----- Information supplied -----

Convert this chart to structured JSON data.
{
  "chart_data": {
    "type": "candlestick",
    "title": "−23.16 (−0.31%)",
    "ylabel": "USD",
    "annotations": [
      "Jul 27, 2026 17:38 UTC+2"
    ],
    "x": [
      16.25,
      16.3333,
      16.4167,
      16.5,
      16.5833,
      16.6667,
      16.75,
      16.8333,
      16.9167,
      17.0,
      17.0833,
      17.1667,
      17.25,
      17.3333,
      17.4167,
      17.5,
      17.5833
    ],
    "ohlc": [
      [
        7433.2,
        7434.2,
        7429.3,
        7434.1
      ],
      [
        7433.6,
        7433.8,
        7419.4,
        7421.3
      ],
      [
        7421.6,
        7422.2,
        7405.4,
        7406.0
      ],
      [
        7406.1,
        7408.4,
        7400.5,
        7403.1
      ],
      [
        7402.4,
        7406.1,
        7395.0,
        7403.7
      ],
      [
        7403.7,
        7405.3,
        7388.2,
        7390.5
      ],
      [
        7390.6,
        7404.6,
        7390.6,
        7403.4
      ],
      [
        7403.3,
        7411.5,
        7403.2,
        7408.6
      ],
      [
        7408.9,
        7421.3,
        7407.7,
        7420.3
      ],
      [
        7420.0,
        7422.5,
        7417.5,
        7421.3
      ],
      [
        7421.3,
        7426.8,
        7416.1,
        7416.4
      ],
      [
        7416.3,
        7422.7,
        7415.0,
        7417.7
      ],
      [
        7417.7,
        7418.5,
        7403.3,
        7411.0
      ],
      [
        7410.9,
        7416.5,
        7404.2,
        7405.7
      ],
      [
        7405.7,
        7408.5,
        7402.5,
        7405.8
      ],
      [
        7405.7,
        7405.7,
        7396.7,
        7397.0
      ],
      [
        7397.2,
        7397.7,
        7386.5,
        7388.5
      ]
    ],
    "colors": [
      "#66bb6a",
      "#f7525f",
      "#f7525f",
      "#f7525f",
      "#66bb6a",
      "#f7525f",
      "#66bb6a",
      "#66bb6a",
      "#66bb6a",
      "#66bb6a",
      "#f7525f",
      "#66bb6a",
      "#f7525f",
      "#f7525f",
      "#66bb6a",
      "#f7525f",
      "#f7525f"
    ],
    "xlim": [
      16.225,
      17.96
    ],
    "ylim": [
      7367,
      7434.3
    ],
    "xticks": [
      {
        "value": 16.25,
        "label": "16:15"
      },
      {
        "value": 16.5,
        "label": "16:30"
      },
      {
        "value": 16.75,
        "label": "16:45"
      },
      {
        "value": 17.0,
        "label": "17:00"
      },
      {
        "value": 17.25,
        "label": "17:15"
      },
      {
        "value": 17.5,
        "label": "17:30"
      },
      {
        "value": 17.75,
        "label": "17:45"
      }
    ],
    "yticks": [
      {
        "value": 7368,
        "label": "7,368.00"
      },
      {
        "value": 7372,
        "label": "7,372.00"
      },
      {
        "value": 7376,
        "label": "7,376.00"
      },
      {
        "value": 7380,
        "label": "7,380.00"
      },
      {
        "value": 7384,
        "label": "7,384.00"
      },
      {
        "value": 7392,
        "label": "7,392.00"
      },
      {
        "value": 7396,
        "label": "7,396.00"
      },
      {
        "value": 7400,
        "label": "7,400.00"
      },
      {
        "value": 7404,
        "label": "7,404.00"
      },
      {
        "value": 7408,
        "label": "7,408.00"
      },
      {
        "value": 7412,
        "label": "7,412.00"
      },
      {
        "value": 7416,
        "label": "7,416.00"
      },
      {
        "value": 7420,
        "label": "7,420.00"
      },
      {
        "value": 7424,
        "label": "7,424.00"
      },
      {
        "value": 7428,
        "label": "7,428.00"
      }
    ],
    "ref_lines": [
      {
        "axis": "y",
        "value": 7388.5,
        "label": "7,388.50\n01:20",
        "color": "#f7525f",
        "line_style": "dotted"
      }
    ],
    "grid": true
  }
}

-----

* Task to carry out:
Produce an exact copy of all the records.

* Problem solution:
Convert this chart to structured JSON data.
{
  "chart_data": {
    "type": "candlestick",
    "title": "−23.16 (−0.31%)",
    "ylabel": "USD",
    "annotations": [
      "Jul 27, 2026 17:38 UTC+2"
    ],
    "x": [
      16.25,
      16.3333,
      16.4167,
      16.5,
      16.5833,
      16.6667,
      16.75,
      16.8333,
      16.9167,
      17.0,
      17.0833,
      17.1667,
      17.25,
      17.3333,
      17.4167,
      17.5,
      17.5833
    ],
    "ohlc": [
      [
        7433.2,
        7434.2,
        7429.3,
        7434.1
      ],
      [
        7433.6,
        7433.8,
        7419.4,
        7421.3
      ],
      [
        7421.6,
        7422.2,
        7405.4,
        7406.0
      ],
      [
        7406.1,
        7408.4,
        7400.5,
        7403.1
      ],
      [
        7402.4,
        7406.1,
        7395.0,
        7403.7
      ],
      [
        7403.7,
        7405.3,
        7388.2,
        7390.5
      ],
      [
        7390.6,
        7404.6,
        7390.6,
        7403.4
      ],
      [
        7403.3,
        7411.5,
        7403.2,
        7408.6
      ],
      [
        7408.9,
        7421.3,
        7407.7,
        7420.3
      ],
      [
        7420.0,
        7422.5,
        7417.5,
        7421.3
      ],
      [
        7421.3,
        7426.8,
        7416.1,
        7416.4
      ],
      [
        7416.3,
        7422.7,
        7415.0,
        7417.7
      ],
      [
        7417.7,
        7418.5,
        7403.3,
        7411.0
      ],
      [
        7410.9,
        7416.5,
        7404.2,
        7405.7
      ],
      [
        7405.7,
        7408.5,
        7402.5,
        7405.8
      ],
      [
        7405.7,
        7405.7,
        7396.7,
        7397.0
      ],
      [
        7397.2,
        7397.7,
        7386.5,
        7388.5
      ]
    ],
    "colors": [
      "#66bb6a",
      "#f7525f",
      "#f7525f",
      "#f7525f",
      "#66bb6a",
      "#f7525f",
      "#66bb6a",
      "#66bb6a",
      "#66bb6a",
      "#66bb6a",
      "#f7525f",
      "#66bb6a",
      "#f7525f",
      "#f7525f",
      "#66bb6a",
      "#f7525f",
      "#f7525f"
    ],
    "xlim": [
      16.225,
      17.96
    ],
    "ylim": [
      7367,
      7434.3
    ],
    "xticks": [
      {
        "value": 16.25,
        "label": "16:15"
      },
      {
        "value": 16.5,
        "label": "16:30"
      },
      {
        "value": 16.75,
        "label": "16:45"
      },
      {
        "value": 17.0,
        "label": "17:00"
      },
      {
        "value": 17.25,
        "label": "17:15"
      },
      {
        "value": 17.5,
        "label": "17:30"
      },
      {
        "value": 17.75,
        "label": "17:45"
      }
    ],
    "yticks": [
      {
        "value": 7368,
        "label": "7,368.00"
      },
      {
        "value": 7372,
        "label": "7,372.00"
      },
      {
        "value": 7376,
        "label": "7,376.00"
      },
      {
        "value": 7380,
        "label": "7,380.00"
      },
      {
        "value": 7384,
        "label": "7,384.00"
      },
      {
        "value": 7392,
        "label": "7,392.00"
      },
      {
        "value": 7396,
        "label": "7,396.00"
      },
      {
        "value": 7400,
        "label": "7,400.00"
      },
      {
        "value": 7404,
        "label": "7,404.00"
      },
      {
        "value": 7408,
        "label": "7,408.00"
      },
      {
        "value": 7412,
        "label": "7,412.00"
      },
      {
        "value": 7416,
        "label": "7,416.00"
      },
      {
        "value": 7420,
        "label": "7,420.00"
      },
      {
        "value": 7424,
        "label": "7,424.00"
      },
      {
        "value": 7428,
        "label": "7,428.00"
      }
    ],
    "ref_lines": [
      {
        "axis": "y",
        "value": 7388.5,
        "label": "7,388.50\n01:20",
        "color": "#f7525f",
        "line_style": "dotted"
      }
    ],
    "grid": true
  }
}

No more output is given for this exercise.